[Required work]
Would you restate all the data that follows, word for word?

==== Provided records

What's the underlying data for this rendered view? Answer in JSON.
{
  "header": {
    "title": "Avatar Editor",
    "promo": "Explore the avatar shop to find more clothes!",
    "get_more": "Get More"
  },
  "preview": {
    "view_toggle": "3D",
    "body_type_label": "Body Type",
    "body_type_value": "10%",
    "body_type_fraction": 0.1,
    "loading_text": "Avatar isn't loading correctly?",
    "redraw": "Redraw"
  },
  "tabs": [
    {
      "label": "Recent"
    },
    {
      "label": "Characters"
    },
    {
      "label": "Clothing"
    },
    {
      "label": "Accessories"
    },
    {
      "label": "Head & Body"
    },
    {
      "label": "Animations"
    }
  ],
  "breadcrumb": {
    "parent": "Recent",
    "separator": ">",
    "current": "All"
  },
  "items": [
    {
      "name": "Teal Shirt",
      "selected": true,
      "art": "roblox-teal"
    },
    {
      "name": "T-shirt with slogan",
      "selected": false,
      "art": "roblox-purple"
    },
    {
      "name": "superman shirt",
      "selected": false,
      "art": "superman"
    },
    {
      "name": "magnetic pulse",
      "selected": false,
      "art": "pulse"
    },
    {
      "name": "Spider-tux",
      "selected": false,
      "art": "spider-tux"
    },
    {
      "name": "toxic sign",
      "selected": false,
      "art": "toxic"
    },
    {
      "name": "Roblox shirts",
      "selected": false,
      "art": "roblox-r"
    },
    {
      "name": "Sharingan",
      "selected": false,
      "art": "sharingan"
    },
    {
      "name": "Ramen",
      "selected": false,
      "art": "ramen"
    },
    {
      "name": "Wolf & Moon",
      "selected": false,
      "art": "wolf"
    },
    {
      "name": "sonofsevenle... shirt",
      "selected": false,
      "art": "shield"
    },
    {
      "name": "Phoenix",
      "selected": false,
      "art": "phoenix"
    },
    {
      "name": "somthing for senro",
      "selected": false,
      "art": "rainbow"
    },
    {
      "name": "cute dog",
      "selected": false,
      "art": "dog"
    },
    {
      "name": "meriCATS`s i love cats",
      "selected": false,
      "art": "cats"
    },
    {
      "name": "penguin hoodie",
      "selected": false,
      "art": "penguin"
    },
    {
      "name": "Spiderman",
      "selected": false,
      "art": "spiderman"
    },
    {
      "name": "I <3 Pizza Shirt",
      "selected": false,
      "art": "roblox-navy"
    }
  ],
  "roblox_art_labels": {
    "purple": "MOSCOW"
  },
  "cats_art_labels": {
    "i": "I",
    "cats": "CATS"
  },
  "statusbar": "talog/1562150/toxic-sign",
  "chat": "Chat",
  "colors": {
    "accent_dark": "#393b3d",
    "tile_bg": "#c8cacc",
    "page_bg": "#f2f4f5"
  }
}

========

[Finished task]
What's the underlying data for this rendered view? Answer in JSON.
{
  "header": {
    "title": "Avatar Editor",
    "promo": "Explore the avatar shop to find more clothes!",
    "get_more": "Get More"
  },
  "preview": {
    "view_toggle": "3D",
    "body_type_label": "Body Type",
    "body_type_value": "10%",
    "body_type_fraction": 0.1,
    "loading_text": "Avatar isn't loading correctly?",
    "redraw": "Redraw"
  },
  "tabs": [
    {
      "label": "Recent"
    },
    {
      "label": "Characters"
    },
    {
      "label": "Clothing"
    },
    {
      "label": "Accessories"
    },
    {
      "label": "Head & Body"
    },
    {
      "label": "Animations"
    }
  ],
  "breadcrumb": {
    "parent": "Recent",
    "separator": ">",
    "current": "All"
  },
  "items": [
    {
      "name": "Teal Shirt",
      "selected": true,
      "art": "roblox-teal"
    },
    {
      "name": "T-shirt with slogan",
      "selected": false,
      "art": "roblox-purple"
    },
    {
      "name": "superman shirt",
      "selected": false,
      "art": "superman"
    },
    {
      "name": "magnetic pulse",
      "selected": false,
      "art": "pulse"
    },
    {
      "name": "Spider-tux",
      "selected": false,
      "art": "spider-tux"
    },
    {
      "name": "toxic sign",
      "selected": false,
      "art": "toxic"
    },
    {
      "name": "Roblox shirts",
      "selected": false,
      "art": "roblox-r"
    },
    {
      "name": "Sharingan",
      "selected": false,
      "art": "sharingan"
    },
    {
      "name": "Ramen",
      "selected": false,
      "art": "ramen"
    },
    {
      "name": "Wolf & Moon",
      "selected": false,
      "art": "wolf"
    },
    {
      "name": "sonofsevenle... shirt",
      "selected": false,
      "art": "shield"
    },
    {
      "name": "Phoenix",
      "selected": false,
      "art": "phoenix"
    },
    {
      "name": "somthing for senro",
      "selected": false,
      "art": "rainbow"
    },
    {
      "name": "cute dog",
      "selected": false,
      "art": "dog"
    },
    {
      "name": "meriCATS`s i love cats",
      "selected": false,
      "art": "cats"
    },
    {
      "name": "penguin hoodie",
      "selected": false,
      "art": "penguin"
    },
    {
      "name": "Spiderman",
      "selected": false,
      "art": "spiderman"
    },
    {
      "name": "I <3 Pizza Shirt",
      "selected": false,
      "art": "roblox-navy"
    }
  ],
  "roblox_art_labels": {
    "purple": "MOSCOW"
  },
  "cats_art_labels": {
    "i": "I",
    "cats": "CATS"
  },
  "statusbar": "talog/1562150/toxic-sign",
  "chat": "Chat",
  "colors": {
    "accent_dark": "#393b3d",
    "tile_bg": "#c8cacc",
    "page_bg": "#f2f4f5"
  }
}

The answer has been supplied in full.